--- EXERCISE INPUT ---

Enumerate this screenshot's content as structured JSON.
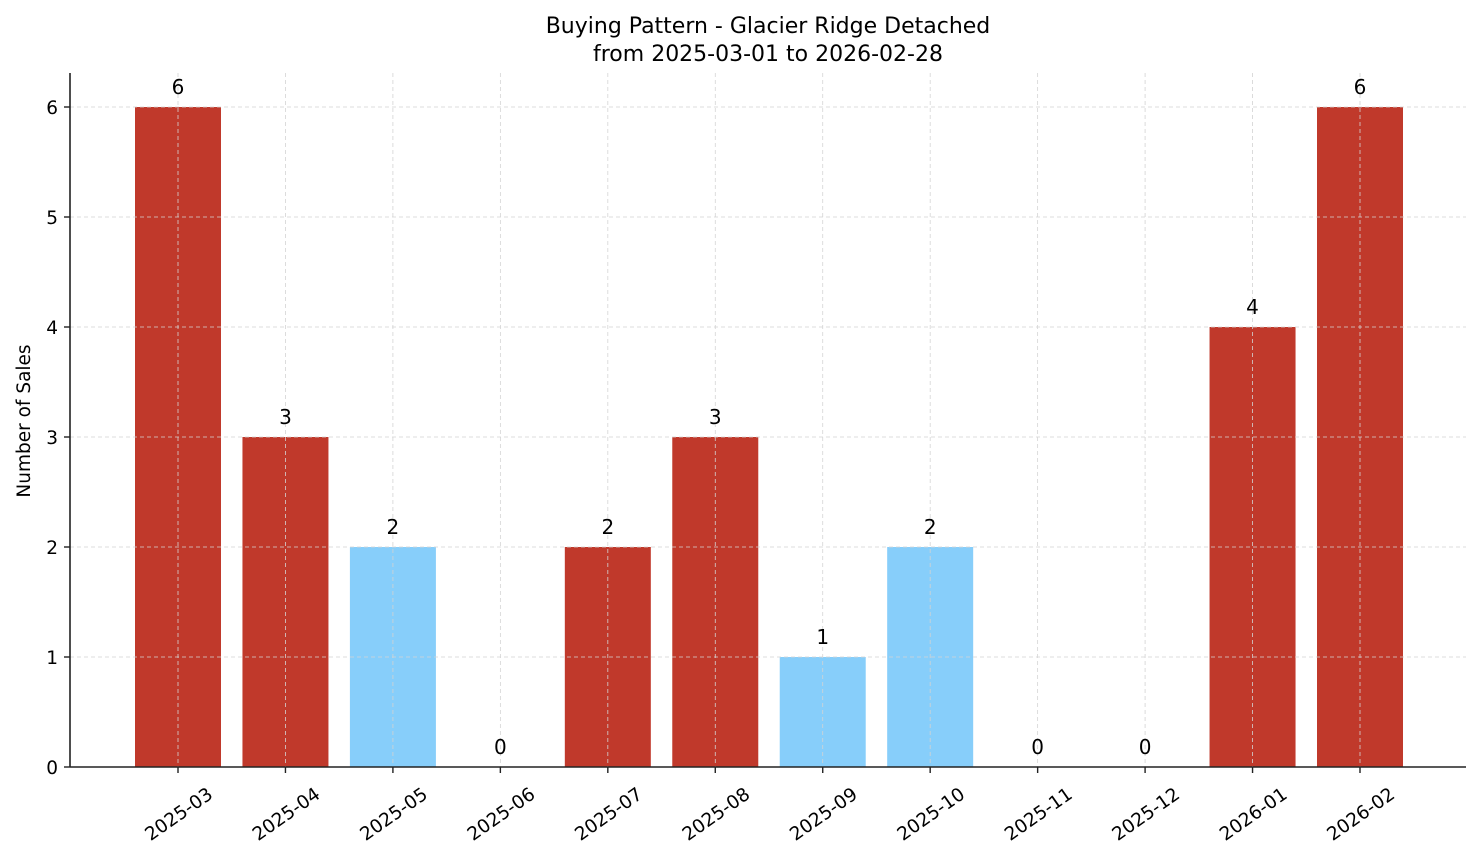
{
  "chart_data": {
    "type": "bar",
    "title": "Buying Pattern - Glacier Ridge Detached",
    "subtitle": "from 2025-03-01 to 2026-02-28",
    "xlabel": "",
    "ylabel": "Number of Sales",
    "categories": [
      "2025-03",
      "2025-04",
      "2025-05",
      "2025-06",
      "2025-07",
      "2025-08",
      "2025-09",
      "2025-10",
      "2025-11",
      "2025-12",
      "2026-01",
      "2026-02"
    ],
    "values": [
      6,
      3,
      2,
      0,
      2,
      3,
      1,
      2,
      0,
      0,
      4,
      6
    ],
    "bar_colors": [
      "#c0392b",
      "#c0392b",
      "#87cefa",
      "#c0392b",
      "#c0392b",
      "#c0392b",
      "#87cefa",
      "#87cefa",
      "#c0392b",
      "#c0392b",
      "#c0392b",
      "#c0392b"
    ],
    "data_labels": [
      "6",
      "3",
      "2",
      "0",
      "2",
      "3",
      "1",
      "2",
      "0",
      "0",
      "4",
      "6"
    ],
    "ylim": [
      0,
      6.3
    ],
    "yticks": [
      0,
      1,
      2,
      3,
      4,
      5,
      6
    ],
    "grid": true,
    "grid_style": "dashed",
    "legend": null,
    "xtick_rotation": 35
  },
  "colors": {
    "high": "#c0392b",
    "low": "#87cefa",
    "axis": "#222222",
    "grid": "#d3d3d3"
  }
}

---
--- EXERCISE INPUT ---

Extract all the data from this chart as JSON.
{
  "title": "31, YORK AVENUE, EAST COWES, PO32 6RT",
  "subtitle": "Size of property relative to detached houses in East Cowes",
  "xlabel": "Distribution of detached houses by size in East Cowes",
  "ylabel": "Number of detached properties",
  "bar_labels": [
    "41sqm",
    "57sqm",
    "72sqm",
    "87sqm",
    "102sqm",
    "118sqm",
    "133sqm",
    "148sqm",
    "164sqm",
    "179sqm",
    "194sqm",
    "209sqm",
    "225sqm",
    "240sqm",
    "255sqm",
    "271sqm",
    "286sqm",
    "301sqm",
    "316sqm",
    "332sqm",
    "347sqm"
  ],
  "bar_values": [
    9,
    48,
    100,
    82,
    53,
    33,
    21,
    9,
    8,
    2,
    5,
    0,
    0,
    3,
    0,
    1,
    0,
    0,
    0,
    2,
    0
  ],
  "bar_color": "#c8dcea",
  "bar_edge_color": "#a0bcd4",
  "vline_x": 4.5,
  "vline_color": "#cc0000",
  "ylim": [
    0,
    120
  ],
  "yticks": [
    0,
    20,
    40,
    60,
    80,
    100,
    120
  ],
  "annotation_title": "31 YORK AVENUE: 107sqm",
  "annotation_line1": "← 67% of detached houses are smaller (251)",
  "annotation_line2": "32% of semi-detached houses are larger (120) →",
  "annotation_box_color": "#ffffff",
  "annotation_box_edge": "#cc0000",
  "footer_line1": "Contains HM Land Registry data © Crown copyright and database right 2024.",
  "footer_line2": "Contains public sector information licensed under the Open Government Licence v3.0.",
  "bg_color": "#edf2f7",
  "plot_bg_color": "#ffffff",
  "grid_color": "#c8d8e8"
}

---
--- EXERCISE INPUT ---

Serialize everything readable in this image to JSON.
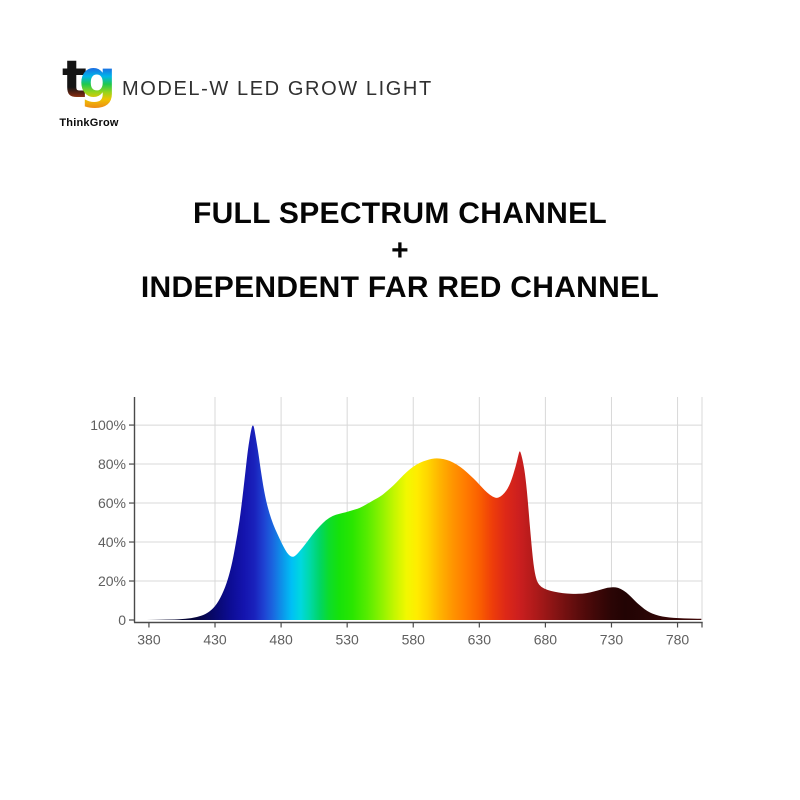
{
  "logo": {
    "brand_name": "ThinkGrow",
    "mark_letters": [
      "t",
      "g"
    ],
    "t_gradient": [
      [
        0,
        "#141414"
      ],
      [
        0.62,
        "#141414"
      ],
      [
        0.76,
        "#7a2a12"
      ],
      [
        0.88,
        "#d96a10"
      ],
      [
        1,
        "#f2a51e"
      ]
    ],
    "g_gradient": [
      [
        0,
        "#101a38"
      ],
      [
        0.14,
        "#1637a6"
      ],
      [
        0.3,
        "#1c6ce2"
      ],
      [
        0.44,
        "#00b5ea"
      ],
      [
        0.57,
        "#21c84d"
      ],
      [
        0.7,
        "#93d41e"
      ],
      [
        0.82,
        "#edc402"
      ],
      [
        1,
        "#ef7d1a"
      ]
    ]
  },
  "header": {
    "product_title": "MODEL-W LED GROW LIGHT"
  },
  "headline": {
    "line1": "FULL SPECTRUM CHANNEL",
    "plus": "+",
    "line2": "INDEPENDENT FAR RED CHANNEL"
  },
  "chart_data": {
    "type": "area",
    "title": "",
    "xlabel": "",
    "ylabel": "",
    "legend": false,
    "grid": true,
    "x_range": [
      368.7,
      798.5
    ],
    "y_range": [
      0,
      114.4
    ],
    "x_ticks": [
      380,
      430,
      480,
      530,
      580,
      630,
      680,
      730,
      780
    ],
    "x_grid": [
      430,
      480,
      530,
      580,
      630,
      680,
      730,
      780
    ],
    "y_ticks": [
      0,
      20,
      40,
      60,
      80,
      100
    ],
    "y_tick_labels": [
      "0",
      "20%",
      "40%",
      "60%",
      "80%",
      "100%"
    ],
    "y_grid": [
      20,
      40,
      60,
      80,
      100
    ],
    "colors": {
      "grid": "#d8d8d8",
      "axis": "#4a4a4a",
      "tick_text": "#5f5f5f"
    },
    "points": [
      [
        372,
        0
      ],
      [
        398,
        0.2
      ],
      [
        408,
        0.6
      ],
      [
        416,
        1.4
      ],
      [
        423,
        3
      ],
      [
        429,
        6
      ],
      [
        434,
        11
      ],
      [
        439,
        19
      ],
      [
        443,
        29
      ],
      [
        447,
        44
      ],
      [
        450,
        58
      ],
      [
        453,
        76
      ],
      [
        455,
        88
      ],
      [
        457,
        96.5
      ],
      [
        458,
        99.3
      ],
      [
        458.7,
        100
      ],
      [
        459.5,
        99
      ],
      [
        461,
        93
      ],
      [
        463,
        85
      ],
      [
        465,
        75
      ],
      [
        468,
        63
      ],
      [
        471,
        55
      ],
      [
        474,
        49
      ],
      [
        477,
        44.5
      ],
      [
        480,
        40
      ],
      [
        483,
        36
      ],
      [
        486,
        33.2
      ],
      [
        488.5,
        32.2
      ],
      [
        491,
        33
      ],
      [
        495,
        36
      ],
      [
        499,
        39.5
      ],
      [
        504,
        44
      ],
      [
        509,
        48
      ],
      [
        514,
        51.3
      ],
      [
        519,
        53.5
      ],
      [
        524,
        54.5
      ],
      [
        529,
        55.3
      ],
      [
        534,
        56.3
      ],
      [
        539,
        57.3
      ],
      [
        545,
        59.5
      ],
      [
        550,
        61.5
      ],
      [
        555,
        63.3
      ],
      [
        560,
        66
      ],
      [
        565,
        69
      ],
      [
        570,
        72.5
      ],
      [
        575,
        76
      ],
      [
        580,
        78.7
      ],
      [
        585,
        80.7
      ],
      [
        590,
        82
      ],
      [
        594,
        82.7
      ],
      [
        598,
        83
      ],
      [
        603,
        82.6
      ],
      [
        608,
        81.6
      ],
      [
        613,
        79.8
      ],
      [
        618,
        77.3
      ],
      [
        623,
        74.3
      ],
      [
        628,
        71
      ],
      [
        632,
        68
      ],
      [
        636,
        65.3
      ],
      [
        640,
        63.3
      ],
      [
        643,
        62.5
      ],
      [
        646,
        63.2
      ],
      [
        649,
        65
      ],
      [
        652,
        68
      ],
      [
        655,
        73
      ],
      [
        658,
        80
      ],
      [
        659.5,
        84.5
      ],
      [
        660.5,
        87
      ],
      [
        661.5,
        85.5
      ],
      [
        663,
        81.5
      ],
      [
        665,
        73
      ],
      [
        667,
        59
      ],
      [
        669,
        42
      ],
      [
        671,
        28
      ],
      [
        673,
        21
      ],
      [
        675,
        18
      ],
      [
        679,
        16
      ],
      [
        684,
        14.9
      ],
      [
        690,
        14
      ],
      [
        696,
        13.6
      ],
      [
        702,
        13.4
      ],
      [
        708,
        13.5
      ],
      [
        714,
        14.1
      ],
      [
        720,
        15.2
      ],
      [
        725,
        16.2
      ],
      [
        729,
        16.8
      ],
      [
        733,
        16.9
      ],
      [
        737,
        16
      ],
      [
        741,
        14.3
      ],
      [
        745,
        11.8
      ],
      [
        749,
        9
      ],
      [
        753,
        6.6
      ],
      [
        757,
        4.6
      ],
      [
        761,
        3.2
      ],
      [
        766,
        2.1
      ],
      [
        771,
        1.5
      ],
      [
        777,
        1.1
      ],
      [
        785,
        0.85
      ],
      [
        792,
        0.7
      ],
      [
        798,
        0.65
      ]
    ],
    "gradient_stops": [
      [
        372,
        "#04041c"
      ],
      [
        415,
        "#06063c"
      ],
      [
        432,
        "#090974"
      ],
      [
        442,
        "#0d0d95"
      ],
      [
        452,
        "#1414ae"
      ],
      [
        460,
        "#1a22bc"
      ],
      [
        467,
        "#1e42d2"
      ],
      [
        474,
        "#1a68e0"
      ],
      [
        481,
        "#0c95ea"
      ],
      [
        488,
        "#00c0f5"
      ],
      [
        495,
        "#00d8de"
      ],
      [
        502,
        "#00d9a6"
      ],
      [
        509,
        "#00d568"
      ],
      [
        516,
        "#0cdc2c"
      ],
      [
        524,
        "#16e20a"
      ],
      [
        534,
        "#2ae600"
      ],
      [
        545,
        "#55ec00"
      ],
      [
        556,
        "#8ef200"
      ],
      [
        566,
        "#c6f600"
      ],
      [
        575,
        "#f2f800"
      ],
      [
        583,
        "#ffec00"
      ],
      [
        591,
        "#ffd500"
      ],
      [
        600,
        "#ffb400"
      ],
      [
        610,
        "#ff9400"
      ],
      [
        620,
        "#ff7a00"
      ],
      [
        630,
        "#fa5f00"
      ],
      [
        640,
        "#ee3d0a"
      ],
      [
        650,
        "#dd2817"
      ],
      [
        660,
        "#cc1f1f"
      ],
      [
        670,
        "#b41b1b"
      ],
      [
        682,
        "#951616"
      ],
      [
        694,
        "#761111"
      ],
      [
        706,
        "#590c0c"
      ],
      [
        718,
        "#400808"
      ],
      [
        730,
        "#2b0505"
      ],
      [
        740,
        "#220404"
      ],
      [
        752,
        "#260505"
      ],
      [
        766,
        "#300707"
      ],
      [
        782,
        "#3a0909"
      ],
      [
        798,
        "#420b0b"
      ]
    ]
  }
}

---

### YOUR TASK:
Copy out each line in the preceding records that contains "JSON".

### RESPONSE TO THE TASK:
Enumerate this screenshot's content as structured JSON.
Extract all the data from this chart as JSON.
Serialize everything readable in this image to JSON.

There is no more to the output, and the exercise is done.